** BEGIN **

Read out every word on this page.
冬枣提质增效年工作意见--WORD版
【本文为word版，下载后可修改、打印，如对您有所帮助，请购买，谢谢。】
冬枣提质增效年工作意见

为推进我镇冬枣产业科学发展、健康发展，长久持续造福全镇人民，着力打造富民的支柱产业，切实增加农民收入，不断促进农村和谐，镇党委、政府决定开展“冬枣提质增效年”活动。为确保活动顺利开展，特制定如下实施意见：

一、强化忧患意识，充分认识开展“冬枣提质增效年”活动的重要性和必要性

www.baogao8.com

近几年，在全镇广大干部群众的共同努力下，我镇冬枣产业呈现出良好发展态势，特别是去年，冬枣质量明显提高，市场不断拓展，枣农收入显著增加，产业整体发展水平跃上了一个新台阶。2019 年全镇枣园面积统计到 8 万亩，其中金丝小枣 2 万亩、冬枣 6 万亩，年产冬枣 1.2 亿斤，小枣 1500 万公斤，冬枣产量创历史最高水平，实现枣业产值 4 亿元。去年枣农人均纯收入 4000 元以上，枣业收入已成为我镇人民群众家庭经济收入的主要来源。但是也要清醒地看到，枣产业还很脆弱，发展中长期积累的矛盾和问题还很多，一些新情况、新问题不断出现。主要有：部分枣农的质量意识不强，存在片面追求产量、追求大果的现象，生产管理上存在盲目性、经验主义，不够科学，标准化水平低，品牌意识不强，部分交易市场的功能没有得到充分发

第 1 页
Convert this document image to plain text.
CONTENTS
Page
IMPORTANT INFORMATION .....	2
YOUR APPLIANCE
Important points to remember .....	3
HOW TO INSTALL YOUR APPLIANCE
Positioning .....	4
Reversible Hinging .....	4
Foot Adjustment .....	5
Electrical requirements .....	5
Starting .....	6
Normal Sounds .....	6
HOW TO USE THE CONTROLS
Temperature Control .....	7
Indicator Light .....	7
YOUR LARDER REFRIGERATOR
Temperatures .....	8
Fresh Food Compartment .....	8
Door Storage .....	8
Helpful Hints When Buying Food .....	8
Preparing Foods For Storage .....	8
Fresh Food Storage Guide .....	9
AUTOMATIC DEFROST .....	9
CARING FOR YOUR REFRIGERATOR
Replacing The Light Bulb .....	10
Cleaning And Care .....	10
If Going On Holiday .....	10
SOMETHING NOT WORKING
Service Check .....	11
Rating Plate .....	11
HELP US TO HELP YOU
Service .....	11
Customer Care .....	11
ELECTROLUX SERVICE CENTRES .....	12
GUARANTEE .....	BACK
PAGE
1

** END **

Request
In full and verbatim, repeat the records given above.

Task output
Read out every word on this page.
冬枣提质增效年工作意见--WORD版
【本文为word版，下载后可修改、打印，如对您有所帮助，请购买，谢谢。】
冬枣提质增效年工作意见

为推进我镇冬枣产业科学发展、健康发展，长久持续造福全镇人民，着力打造富民的支柱产业，切实增加农民收入，不断促进农村和谐，镇党委、政府决定开展“冬枣提质增效年”活动。为确保活动顺利开展，特制定如下实施意见：

一、强化忧患意识，充分认识开展“冬枣提质增效年”活动的重要性和必要性

www.baogao8.com

近几年，在全镇广大干部群众的共同努力下，我镇冬枣产业呈现出良好发展态势，特别是去年，冬枣质量明显提高，市场不断拓展，枣农收入显著增加，产业整体发展水平跃上了一个新台阶。2019 年全镇枣园面积统计到 8 万亩，其中金丝小枣 2 万亩、冬枣 6 万亩，年产冬枣 1.2 亿斤，小枣 1500 万公斤，冬枣产量创历史最高水平，实现枣业产值 4 亿元。去年枣农人均纯收入 4000 元以上，枣业收入已成为我镇人民群众家庭经济收入的主要来源。但是也要清醒地看到，枣产业还很脆弱，发展中长期积累的矛盾和问题还很多，一些新情况、新问题不断出现。主要有：部分枣农的质量意识不强，存在片面追求产量、追求大果的现象，生产管理上存在盲目性、经验主义，不够科学，标准化水平低，品牌意识不强，部分交易市场的功能没有得到充分发

第 1 页
Convert this document image to plain text.
CONTENTS
Page
IMPORTANT INFORMATION .....	2
YOUR APPLIANCE
Important points to remember .....	3
HOW TO INSTALL YOUR APPLIANCE
Positioning .....	4
Reversible Hinging .....	4
Foot Adjustment .....	5
Electrical requirements .....	5
Starting .....	6
Normal Sounds .....	6
HOW TO USE THE CONTROLS
Temperature Control .....	7
Indicator Light .....	7
YOUR LARDER REFRIGERATOR
Temperatures .....	8
Fresh Food Compartment .....	8
Door Storage .....	8
Helpful Hints When Buying Food .....	8
Preparing Foods For Storage .....	8
Fresh Food Storage Guide .....	9
AUTOMATIC DEFROST .....	9
CARING FOR YOUR REFRIGERATOR
Replacing The Light Bulb .....	10
Cleaning And Care .....	10
If Going On Holiday .....	10
SOMETHING NOT WORKING
Service Check .....	11
Rating Plate .....	11
HELP US TO HELP YOU
Service .....	11
Customer Care .....	11
ELECTROLUX SERVICE CENTRES .....	12
GUARANTEE .....	BACK
PAGE
1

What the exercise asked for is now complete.